::: Data for processing

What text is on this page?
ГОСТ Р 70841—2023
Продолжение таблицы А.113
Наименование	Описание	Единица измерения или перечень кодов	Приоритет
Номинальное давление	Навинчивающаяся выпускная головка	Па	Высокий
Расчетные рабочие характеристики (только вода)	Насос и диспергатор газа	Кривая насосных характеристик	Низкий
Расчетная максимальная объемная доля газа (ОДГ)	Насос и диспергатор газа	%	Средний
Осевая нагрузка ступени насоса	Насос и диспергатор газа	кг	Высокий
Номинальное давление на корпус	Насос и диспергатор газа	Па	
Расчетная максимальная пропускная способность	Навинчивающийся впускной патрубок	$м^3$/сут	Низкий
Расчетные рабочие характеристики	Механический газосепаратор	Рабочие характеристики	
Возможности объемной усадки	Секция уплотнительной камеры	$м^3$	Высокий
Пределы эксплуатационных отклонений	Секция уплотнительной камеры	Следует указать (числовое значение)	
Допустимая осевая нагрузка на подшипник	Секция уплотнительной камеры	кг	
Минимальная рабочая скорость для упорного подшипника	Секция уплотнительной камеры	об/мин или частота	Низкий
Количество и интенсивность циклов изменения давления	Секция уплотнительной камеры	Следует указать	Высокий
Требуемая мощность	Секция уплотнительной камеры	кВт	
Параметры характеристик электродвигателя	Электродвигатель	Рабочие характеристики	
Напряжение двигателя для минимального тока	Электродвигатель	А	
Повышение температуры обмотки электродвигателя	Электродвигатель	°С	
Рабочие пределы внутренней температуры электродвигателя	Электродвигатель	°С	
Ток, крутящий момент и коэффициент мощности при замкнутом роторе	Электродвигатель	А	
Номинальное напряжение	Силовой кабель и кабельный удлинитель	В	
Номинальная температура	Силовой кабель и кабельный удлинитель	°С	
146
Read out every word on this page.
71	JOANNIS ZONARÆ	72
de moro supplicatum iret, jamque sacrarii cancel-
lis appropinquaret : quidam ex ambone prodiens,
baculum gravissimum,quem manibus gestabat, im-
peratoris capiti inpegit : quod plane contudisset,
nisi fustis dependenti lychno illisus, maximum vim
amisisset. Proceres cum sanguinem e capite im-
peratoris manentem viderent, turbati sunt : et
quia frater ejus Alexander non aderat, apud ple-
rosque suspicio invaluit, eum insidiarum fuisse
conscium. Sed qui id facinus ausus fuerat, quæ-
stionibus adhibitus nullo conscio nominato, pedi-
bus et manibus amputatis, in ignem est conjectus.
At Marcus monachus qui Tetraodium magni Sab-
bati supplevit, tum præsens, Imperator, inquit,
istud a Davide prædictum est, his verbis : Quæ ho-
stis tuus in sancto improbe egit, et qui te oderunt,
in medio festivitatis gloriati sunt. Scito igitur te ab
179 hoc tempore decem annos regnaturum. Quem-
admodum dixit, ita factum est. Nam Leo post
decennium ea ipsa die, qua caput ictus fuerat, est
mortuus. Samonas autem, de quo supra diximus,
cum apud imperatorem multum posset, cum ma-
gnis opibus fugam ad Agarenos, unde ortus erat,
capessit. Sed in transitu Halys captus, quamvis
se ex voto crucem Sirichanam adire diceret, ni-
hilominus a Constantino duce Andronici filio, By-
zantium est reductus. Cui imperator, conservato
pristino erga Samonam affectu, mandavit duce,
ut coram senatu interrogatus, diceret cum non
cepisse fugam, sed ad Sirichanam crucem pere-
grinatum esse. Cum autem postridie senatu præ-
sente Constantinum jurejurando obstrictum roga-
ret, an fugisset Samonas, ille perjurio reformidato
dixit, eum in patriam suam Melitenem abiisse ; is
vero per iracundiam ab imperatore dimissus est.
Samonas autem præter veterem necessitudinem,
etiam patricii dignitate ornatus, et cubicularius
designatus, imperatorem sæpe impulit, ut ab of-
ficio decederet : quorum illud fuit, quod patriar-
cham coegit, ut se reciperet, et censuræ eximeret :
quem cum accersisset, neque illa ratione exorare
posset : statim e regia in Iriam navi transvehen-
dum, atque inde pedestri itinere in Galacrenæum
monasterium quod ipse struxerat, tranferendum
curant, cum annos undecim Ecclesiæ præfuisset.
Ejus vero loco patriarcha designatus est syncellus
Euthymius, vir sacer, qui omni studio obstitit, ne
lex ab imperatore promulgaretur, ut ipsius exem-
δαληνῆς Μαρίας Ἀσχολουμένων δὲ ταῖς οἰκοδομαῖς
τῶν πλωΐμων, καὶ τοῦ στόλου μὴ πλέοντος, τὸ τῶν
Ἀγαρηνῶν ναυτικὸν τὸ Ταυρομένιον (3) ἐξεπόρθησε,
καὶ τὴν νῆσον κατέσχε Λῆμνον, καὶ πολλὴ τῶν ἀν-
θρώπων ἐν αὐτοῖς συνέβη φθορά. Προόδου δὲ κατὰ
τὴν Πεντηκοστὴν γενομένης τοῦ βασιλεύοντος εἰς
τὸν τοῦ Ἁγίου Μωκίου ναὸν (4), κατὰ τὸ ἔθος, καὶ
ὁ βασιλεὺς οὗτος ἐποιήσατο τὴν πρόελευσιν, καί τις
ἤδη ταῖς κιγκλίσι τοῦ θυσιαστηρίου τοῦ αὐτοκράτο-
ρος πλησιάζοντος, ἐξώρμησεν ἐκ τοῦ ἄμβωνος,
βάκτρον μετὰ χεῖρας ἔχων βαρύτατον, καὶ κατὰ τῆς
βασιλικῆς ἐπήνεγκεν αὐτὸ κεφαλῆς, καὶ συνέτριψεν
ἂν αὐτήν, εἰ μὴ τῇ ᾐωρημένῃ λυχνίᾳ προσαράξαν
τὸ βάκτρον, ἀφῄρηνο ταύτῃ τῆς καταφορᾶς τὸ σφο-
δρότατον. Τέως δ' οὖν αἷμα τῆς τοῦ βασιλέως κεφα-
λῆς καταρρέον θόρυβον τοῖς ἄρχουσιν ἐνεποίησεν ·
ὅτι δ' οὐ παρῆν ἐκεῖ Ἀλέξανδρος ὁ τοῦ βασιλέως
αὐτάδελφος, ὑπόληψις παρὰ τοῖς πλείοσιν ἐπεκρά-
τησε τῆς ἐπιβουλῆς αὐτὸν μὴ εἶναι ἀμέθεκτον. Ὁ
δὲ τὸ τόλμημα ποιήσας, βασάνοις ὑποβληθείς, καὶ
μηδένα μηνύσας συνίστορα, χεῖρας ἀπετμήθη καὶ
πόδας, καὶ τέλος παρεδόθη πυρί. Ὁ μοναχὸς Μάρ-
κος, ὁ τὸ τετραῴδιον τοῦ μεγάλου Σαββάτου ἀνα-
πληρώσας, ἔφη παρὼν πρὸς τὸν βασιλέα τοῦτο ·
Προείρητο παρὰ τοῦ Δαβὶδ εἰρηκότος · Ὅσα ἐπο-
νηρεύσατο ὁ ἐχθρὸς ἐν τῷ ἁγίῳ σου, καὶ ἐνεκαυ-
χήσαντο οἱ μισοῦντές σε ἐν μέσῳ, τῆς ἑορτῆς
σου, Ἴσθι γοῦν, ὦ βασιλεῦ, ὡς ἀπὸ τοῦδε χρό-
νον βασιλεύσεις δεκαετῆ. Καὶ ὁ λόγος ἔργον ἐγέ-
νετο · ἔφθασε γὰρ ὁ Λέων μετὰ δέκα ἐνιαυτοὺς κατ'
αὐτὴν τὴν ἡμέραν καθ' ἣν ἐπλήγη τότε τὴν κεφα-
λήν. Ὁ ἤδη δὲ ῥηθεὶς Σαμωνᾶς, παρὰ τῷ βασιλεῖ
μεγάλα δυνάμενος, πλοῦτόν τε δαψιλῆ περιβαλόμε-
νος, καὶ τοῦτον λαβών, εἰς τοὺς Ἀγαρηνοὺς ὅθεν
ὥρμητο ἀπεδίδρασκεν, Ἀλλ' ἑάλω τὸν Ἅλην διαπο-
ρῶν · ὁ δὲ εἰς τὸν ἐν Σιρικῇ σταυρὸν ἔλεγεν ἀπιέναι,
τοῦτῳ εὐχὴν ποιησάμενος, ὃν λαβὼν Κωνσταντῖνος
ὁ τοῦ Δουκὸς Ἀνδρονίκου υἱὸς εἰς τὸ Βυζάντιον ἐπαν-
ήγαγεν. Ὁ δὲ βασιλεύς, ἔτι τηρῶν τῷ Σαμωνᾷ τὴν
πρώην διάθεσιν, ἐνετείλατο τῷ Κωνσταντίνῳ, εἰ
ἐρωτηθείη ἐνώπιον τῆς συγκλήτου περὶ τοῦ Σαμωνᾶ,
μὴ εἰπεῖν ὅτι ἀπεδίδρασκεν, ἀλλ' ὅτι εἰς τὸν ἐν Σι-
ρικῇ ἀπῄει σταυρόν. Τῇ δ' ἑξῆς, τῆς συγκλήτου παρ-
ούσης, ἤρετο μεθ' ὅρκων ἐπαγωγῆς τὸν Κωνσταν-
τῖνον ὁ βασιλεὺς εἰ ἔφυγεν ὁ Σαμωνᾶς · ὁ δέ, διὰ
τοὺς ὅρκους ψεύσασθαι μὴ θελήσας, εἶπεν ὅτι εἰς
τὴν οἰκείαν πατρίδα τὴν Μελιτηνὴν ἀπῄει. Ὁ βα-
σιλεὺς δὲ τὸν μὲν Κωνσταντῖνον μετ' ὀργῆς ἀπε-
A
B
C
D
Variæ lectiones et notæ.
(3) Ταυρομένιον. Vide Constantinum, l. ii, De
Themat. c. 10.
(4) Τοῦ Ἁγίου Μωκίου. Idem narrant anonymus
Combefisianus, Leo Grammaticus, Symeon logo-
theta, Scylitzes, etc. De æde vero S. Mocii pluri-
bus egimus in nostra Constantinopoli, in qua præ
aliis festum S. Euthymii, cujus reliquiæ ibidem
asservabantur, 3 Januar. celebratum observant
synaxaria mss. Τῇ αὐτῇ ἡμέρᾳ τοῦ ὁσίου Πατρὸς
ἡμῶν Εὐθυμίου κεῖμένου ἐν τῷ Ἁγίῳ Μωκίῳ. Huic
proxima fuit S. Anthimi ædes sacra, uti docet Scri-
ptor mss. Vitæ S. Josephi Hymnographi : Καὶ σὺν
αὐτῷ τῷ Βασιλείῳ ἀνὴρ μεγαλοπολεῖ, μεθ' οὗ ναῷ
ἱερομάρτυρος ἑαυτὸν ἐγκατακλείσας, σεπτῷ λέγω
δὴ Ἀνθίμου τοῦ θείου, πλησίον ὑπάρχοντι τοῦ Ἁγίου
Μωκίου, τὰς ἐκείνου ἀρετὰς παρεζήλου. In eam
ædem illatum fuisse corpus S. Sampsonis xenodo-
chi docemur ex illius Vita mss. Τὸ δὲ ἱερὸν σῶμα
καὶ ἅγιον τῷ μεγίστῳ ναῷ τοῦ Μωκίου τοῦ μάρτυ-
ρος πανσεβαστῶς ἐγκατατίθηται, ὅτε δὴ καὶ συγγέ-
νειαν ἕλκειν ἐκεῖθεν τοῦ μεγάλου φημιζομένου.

::::::

• [Your task] What count of lines in the listing contain the word "diceret"? Reply with the number only.

• [The response] 2